__Aim__
Copy each line below that contains "JSON".
## Start Input data
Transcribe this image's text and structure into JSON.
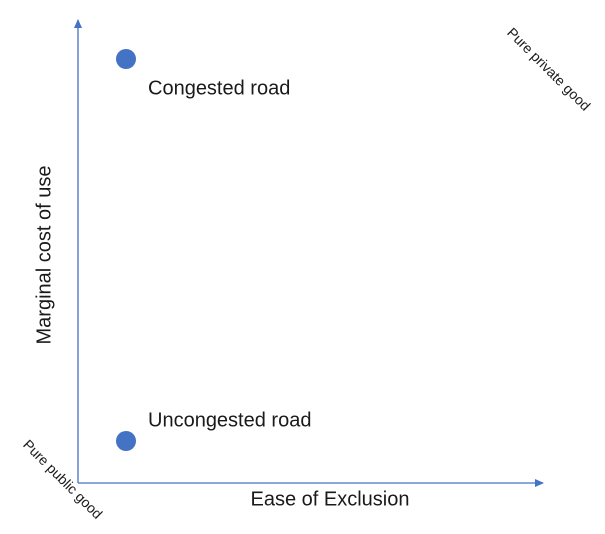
{
  "axes": {
    "x_label": "Ease of Exclusion",
    "y_label": "Marginal cost of use"
  },
  "corners": {
    "top_right": "Pure private good",
    "bottom_left": "Pure public good"
  },
  "points": [
    {
      "label": "Congested road"
    },
    {
      "label": "Uncongested road"
    }
  ]
}
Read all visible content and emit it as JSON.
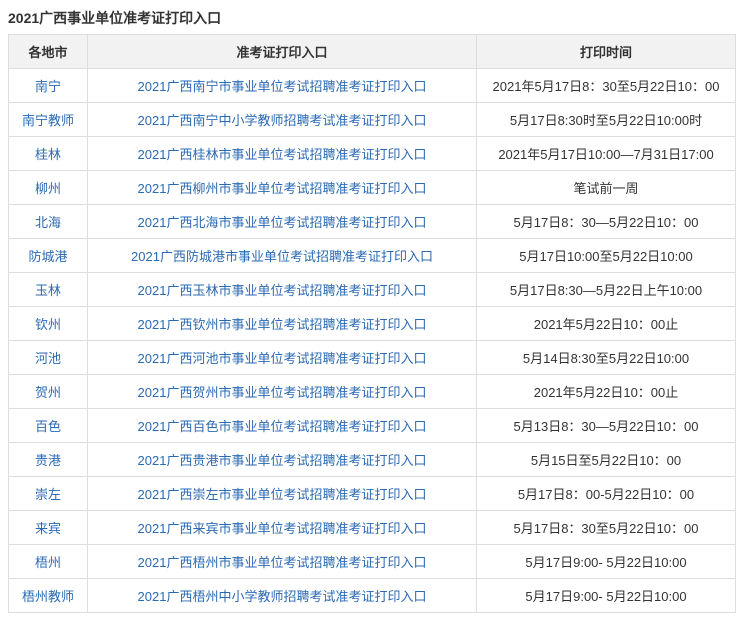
{
  "title": "2021广西事业单位准考证打印入口",
  "columns": [
    "各地市",
    "准考证打印入口",
    "打印时间"
  ],
  "rows": [
    {
      "city": "南宁",
      "entry": "2021广西南宁市事业单位考试招聘准考证打印入口",
      "time": "2021年5月17日8：30至5月22日10：00"
    },
    {
      "city": "南宁教师",
      "entry": "2021广西南宁中小学教师招聘考试准考证打印入口",
      "time": "5月17日8:30时至5月22日10:00时"
    },
    {
      "city": "桂林",
      "entry": "2021广西桂林市事业单位考试招聘准考证打印入口",
      "time": "2021年5月17日10:00—7月31日17:00"
    },
    {
      "city": "柳州",
      "entry": "2021广西柳州市事业单位考试招聘准考证打印入口",
      "time": "笔试前一周"
    },
    {
      "city": "北海",
      "entry": "2021广西北海市事业单位考试招聘准考证打印入口",
      "time": "5月17日8：30—5月22日10：00"
    },
    {
      "city": "防城港",
      "entry": "2021广西防城港市事业单位考试招聘准考证打印入口",
      "time": "5月17日10:00至5月22日10:00"
    },
    {
      "city": "玉林",
      "entry": "2021广西玉林市事业单位考试招聘准考证打印入口",
      "time": "5月17日8:30—5月22日上午10:00"
    },
    {
      "city": "钦州",
      "entry": "2021广西钦州市事业单位考试招聘准考证打印入口",
      "time": "2021年5月22日10：00止"
    },
    {
      "city": "河池",
      "entry": "2021广西河池市事业单位考试招聘准考证打印入口",
      "time": "5月14日8:30至5月22日10:00"
    },
    {
      "city": "贺州",
      "entry": "2021广西贺州市事业单位考试招聘准考证打印入口",
      "time": "2021年5月22日10：00止"
    },
    {
      "city": "百色",
      "entry": "2021广西百色市事业单位考试招聘准考证打印入口",
      "time": "5月13日8：30—5月22日10：00"
    },
    {
      "city": "贵港",
      "entry": "2021广西贵港市事业单位考试招聘准考证打印入口",
      "time": "5月15日至5月22日10：00"
    },
    {
      "city": "崇左",
      "entry": "2021广西崇左市事业单位考试招聘准考证打印入口",
      "time": "5月17日8：00-5月22日10：00"
    },
    {
      "city": "来宾",
      "entry": "2021广西来宾市事业单位考试招聘准考证打印入口",
      "time": "5月17日8：30至5月22日10：00"
    },
    {
      "city": "梧州",
      "entry": "2021广西梧州市事业单位考试招聘准考证打印入口",
      "time": "5月17日9:00- 5月22日10:00"
    },
    {
      "city": "梧州教师",
      "entry": "2021广西梧州中小学教师招聘考试准考证打印入口",
      "time": "5月17日9:00- 5月22日10:00"
    }
  ],
  "colors": {
    "header_bg": "#f2f2f2",
    "border": "#dddddd",
    "link": "#2b6ab3",
    "text": "#333333"
  }
}
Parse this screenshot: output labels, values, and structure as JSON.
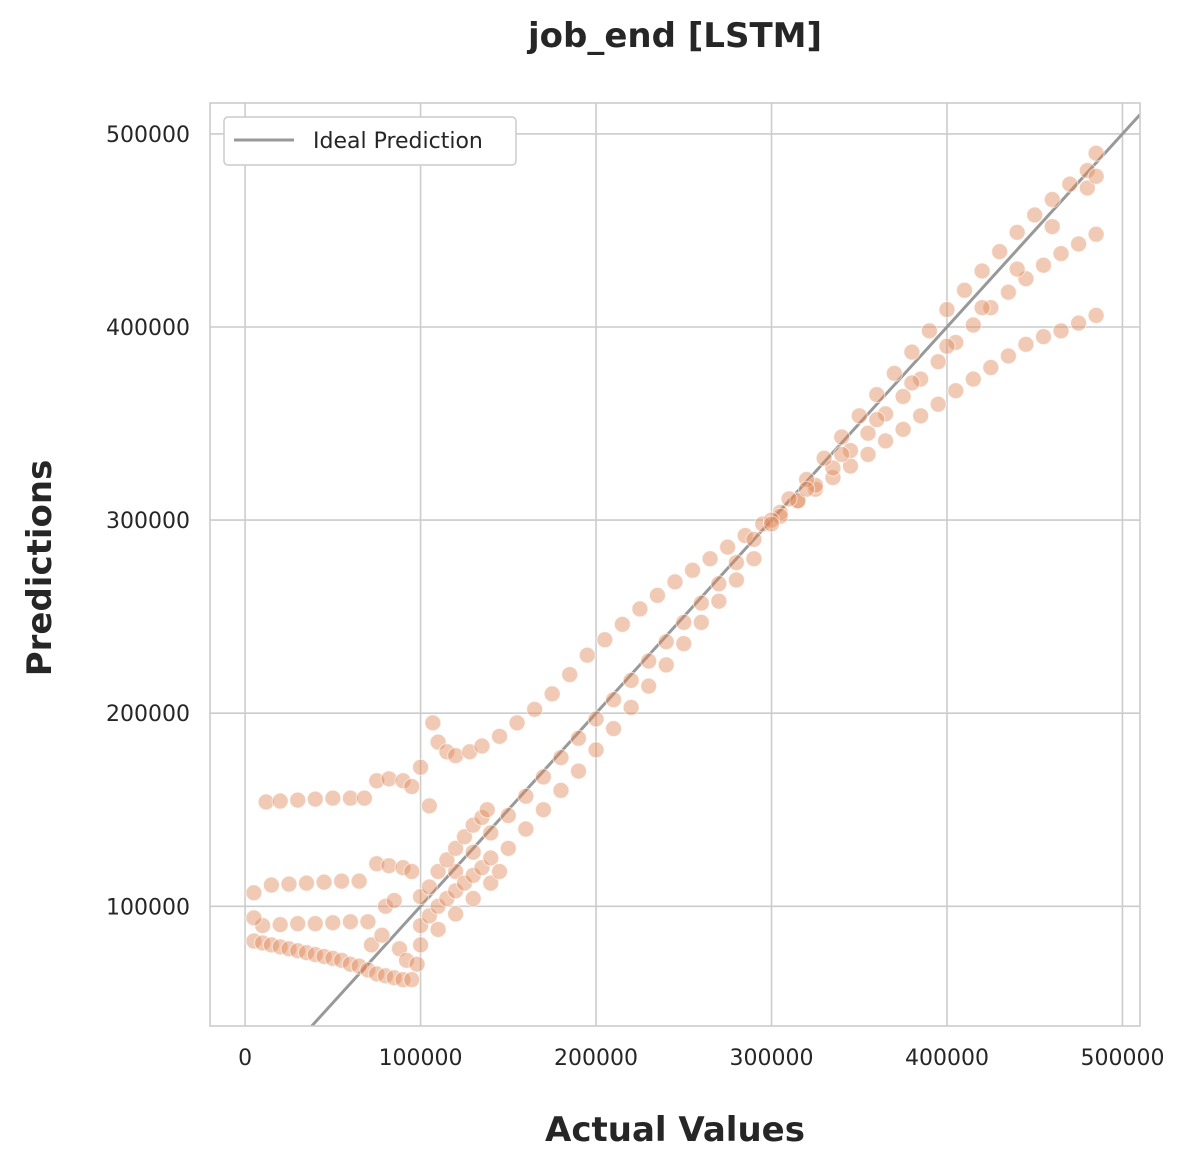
## End Input data
__Complete output__
Transcribe this image's text and structure into JSON.
Read all visible content and emit it as JSON.
Parse this screenshot: output labels, values, and structure as JSON.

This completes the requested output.